>>>>>

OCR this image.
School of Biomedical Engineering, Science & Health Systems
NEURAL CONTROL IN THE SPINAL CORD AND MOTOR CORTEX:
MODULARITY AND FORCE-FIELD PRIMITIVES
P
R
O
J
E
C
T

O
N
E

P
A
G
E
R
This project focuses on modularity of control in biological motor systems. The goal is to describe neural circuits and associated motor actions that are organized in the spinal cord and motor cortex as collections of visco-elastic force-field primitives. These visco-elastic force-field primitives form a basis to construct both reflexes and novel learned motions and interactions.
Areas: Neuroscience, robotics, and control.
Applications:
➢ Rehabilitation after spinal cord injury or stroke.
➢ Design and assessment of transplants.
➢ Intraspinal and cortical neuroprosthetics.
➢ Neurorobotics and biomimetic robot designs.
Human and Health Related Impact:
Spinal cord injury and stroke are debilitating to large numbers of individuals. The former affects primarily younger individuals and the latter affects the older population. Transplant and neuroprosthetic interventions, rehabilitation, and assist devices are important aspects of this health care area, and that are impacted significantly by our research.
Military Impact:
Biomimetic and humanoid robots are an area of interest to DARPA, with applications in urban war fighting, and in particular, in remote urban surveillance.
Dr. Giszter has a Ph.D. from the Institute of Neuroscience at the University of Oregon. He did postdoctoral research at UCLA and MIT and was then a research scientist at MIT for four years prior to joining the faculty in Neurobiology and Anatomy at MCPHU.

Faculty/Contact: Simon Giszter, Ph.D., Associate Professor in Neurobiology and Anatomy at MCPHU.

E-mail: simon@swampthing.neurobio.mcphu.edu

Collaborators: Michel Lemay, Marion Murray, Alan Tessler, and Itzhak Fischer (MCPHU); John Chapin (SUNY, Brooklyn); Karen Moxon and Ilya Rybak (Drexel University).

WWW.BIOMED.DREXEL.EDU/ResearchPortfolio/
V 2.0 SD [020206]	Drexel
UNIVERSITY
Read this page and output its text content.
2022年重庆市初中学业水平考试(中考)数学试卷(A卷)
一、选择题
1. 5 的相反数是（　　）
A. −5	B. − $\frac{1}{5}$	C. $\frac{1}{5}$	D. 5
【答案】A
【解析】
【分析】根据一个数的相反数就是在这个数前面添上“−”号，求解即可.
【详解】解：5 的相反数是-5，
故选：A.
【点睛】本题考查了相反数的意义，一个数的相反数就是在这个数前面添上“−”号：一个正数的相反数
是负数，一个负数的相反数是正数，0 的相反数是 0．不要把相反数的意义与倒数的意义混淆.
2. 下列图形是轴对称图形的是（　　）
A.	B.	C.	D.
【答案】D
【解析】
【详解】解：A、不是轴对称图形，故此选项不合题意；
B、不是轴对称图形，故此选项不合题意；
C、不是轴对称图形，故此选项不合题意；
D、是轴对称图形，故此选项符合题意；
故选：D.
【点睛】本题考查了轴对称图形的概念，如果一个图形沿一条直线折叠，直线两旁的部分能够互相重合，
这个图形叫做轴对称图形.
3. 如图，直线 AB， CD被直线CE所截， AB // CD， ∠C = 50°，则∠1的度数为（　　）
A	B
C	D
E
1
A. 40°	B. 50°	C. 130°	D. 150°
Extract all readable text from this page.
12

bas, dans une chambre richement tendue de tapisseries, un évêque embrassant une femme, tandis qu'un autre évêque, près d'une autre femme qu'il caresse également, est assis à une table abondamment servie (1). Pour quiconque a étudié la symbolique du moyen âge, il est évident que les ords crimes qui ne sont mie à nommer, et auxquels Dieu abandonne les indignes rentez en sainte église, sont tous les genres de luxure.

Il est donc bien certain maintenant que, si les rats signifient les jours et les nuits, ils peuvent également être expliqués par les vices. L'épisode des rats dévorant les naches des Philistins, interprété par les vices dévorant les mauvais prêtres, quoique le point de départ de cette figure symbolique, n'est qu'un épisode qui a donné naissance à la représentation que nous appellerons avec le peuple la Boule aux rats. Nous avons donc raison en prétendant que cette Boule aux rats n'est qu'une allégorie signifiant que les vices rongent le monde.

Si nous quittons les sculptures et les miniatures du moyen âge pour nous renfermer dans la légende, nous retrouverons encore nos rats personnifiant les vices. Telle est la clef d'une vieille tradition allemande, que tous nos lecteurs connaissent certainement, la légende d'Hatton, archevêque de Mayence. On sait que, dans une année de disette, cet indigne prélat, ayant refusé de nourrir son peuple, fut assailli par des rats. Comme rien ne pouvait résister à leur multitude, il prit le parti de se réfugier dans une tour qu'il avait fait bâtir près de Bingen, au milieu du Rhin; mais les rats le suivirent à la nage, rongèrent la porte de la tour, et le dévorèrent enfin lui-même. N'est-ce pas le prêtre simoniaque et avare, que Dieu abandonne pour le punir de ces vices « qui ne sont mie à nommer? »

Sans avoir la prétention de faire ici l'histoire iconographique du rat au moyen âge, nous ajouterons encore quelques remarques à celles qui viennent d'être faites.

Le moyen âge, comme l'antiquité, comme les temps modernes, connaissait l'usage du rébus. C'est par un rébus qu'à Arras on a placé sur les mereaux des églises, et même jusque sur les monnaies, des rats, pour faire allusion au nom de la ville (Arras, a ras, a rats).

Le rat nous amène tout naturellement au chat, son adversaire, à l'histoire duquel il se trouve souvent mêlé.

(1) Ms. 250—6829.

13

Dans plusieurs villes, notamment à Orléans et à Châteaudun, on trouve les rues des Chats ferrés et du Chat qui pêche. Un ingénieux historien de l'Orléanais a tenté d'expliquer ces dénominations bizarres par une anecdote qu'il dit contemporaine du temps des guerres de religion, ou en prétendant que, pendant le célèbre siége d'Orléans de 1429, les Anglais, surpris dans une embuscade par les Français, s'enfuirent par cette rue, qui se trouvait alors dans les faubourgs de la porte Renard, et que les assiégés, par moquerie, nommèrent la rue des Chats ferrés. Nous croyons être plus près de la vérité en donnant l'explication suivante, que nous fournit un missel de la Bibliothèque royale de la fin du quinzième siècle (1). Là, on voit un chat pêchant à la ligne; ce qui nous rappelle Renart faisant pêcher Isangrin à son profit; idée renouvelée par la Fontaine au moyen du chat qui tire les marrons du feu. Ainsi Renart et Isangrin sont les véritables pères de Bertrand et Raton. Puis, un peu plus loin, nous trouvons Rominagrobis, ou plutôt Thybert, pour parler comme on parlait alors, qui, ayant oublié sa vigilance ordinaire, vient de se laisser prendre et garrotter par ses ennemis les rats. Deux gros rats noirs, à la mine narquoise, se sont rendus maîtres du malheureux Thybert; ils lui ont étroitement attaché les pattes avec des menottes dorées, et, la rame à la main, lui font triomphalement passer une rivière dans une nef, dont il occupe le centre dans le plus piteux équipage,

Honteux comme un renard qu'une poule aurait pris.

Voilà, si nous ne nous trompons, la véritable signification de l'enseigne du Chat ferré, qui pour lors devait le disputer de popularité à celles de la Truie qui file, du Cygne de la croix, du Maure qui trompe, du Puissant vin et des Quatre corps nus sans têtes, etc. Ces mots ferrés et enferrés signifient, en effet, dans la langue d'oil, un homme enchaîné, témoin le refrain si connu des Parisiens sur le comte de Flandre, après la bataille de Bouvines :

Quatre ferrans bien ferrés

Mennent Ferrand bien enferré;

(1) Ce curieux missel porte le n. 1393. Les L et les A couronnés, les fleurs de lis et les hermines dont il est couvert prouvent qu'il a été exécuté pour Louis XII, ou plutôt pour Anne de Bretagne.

<<<<<

■ Exercise details ■
Repeat all of the records above exactly as written.

■ Result of this task ■
OCR this image.
School of Biomedical Engineering, Science & Health Systems
NEURAL CONTROL IN THE SPINAL CORD AND MOTOR CORTEX:
MODULARITY AND FORCE-FIELD PRIMITIVES
P
R
O
J
E
C
T

O
N
E

P
A
G
E
R
This project focuses on modularity of control in biological motor systems. The goal is to describe neural circuits and associated motor actions that are organized in the spinal cord and motor cortex as collections of visco-elastic force-field primitives. These visco-elastic force-field primitives form a basis to construct both reflexes and novel learned motions and interactions.
Areas: Neuroscience, robotics, and control.
Applications:
➢ Rehabilitation after spinal cord injury or stroke.
➢ Design and assessment of transplants.
➢ Intraspinal and cortical neuroprosthetics.
➢ Neurorobotics and biomimetic robot designs.
Human and Health Related Impact:
Spinal cord injury and stroke are debilitating to large numbers of individuals. The former affects primarily younger individuals and the latter affects the older population. Transplant and neuroprosthetic interventions, rehabilitation, and assist devices are important aspects of this health care area, and that are impacted significantly by our research.
Military Impact:
Biomimetic and humanoid robots are an area of interest to DARPA, with applications in urban war fighting, and in particular, in remote urban surveillance.
Dr. Giszter has a Ph.D. from the Institute of Neuroscience at the University of Oregon. He did postdoctoral research at UCLA and MIT and was then a research scientist at MIT for four years prior to joining the faculty in Neurobiology and Anatomy at MCPHU.

Faculty/Contact: Simon Giszter, Ph.D., Associate Professor in Neurobiology and Anatomy at MCPHU.

E-mail: simon@swampthing.neurobio.mcphu.edu

Collaborators: Michel Lemay, Marion Murray, Alan Tessler, and Itzhak Fischer (MCPHU); John Chapin (SUNY, Brooklyn); Karen Moxon and Ilya Rybak (Drexel University).

WWW.BIOMED.DREXEL.EDU/ResearchPortfolio/
V 2.0 SD [020206]	Drexel
UNIVERSITY
Read this page and output its text content.
2022年重庆市初中学业水平考试(中考)数学试卷(A卷)
一、选择题
1. 5 的相反数是（　　）
A. −5	B. − $\frac{1}{5}$	C. $\frac{1}{5}$	D. 5
【答案】A
【解析】
【分析】根据一个数的相反数就是在这个数前面添上“−”号，求解即可.
【详解】解：5 的相反数是-5，
故选：A.
【点睛】本题考查了相反数的意义，一个数的相反数就是在这个数前面添上“−”号：一个正数的相反数
是负数，一个负数的相反数是正数，0 的相反数是 0．不要把相反数的意义与倒数的意义混淆.
2. 下列图形是轴对称图形的是（　　）
A.	B.	C.	D.
【答案】D
【解析】
【详解】解：A、不是轴对称图形，故此选项不合题意；
B、不是轴对称图形，故此选项不合题意；
C、不是轴对称图形，故此选项不合题意；
D、是轴对称图形，故此选项符合题意；
故选：D.
【点睛】本题考查了轴对称图形的概念，如果一个图形沿一条直线折叠，直线两旁的部分能够互相重合，
这个图形叫做轴对称图形.
3. 如图，直线 AB， CD被直线CE所截， AB // CD， ∠C = 50°，则∠1的度数为（　　）
A	B
C	D
E
1
A. 40°	B. 50°	C. 130°	D. 150°
Extract all readable text from this page.
12

bas, dans une chambre richement tendue de tapisseries, un évêque embrassant une femme, tandis qu'un autre évêque, près d'une autre femme qu'il caresse également, est assis à une table abondamment servie (1). Pour quiconque a étudié la symbolique du moyen âge, il est évident que les ords crimes qui ne sont mie à nommer, et auxquels Dieu abandonne les indignes rentez en sainte église, sont tous les genres de luxure.

Il est donc bien certain maintenant que, si les rats signifient les jours et les nuits, ils peuvent également être expliqués par les vices. L'épisode des rats dévorant les naches des Philistins, interprété par les vices dévorant les mauvais prêtres, quoique le point de départ de cette figure symbolique, n'est qu'un épisode qui a donné naissance à la représentation que nous appellerons avec le peuple la Boule aux rats. Nous avons donc raison en prétendant que cette Boule aux rats n'est qu'une allégorie signifiant que les vices rongent le monde.

Si nous quittons les sculptures et les miniatures du moyen âge pour nous renfermer dans la légende, nous retrouverons encore nos rats personnifiant les vices. Telle est la clef d'une vieille tradition allemande, que tous nos lecteurs connaissent certainement, la légende d'Hatton, archevêque de Mayence. On sait que, dans une année de disette, cet indigne prélat, ayant refusé de nourrir son peuple, fut assailli par des rats. Comme rien ne pouvait résister à leur multitude, il prit le parti de se réfugier dans une tour qu'il avait fait bâtir près de Bingen, au milieu du Rhin; mais les rats le suivirent à la nage, rongèrent la porte de la tour, et le dévorèrent enfin lui-même. N'est-ce pas le prêtre simoniaque et avare, que Dieu abandonne pour le punir de ces vices « qui ne sont mie à nommer? »

Sans avoir la prétention de faire ici l'histoire iconographique du rat au moyen âge, nous ajouterons encore quelques remarques à celles qui viennent d'être faites.

Le moyen âge, comme l'antiquité, comme les temps modernes, connaissait l'usage du rébus. C'est par un rébus qu'à Arras on a placé sur les mereaux des églises, et même jusque sur les monnaies, des rats, pour faire allusion au nom de la ville (Arras, a ras, a rats).

Le rat nous amène tout naturellement au chat, son adversaire, à l'histoire duquel il se trouve souvent mêlé.

(1) Ms. 250—6829.

13

Dans plusieurs villes, notamment à Orléans et à Châteaudun, on trouve les rues des Chats ferrés et du Chat qui pêche. Un ingénieux historien de l'Orléanais a tenté d'expliquer ces dénominations bizarres par une anecdote qu'il dit contemporaine du temps des guerres de religion, ou en prétendant que, pendant le célèbre siége d'Orléans de 1429, les Anglais, surpris dans une embuscade par les Français, s'enfuirent par cette rue, qui se trouvait alors dans les faubourgs de la porte Renard, et que les assiégés, par moquerie, nommèrent la rue des Chats ferrés. Nous croyons être plus près de la vérité en donnant l'explication suivante, que nous fournit un missel de la Bibliothèque royale de la fin du quinzième siècle (1). Là, on voit un chat pêchant à la ligne; ce qui nous rappelle Renart faisant pêcher Isangrin à son profit; idée renouvelée par la Fontaine au moyen du chat qui tire les marrons du feu. Ainsi Renart et Isangrin sont les véritables pères de Bertrand et Raton. Puis, un peu plus loin, nous trouvons Rominagrobis, ou plutôt Thybert, pour parler comme on parlait alors, qui, ayant oublié sa vigilance ordinaire, vient de se laisser prendre et garrotter par ses ennemis les rats. Deux gros rats noirs, à la mine narquoise, se sont rendus maîtres du malheureux Thybert; ils lui ont étroitement attaché les pattes avec des menottes dorées, et, la rame à la main, lui font triomphalement passer une rivière dans une nef, dont il occupe le centre dans le plus piteux équipage,

Honteux comme un renard qu'une poule aurait pris.

Voilà, si nous ne nous trompons, la véritable signification de l'enseigne du Chat ferré, qui pour lors devait le disputer de popularité à celles de la Truie qui file, du Cygne de la croix, du Maure qui trompe, du Puissant vin et des Quatre corps nus sans têtes, etc. Ces mots ferrés et enferrés signifient, en effet, dans la langue d'oil, un homme enchaîné, témoin le refrain si connu des Parisiens sur le comte de Flandre, après la bataille de Bouvines :

Quatre ferrans bien ferrés

Mennent Ferrand bien enferré;

(1) Ce curieux missel porte le n. 1393. Les L et les A couronnés, les fleurs de lis et les hermines dont il est couvert prouvent qu'il a été exécuté pour Louis XII, ou plutôt pour Anne de Bretagne.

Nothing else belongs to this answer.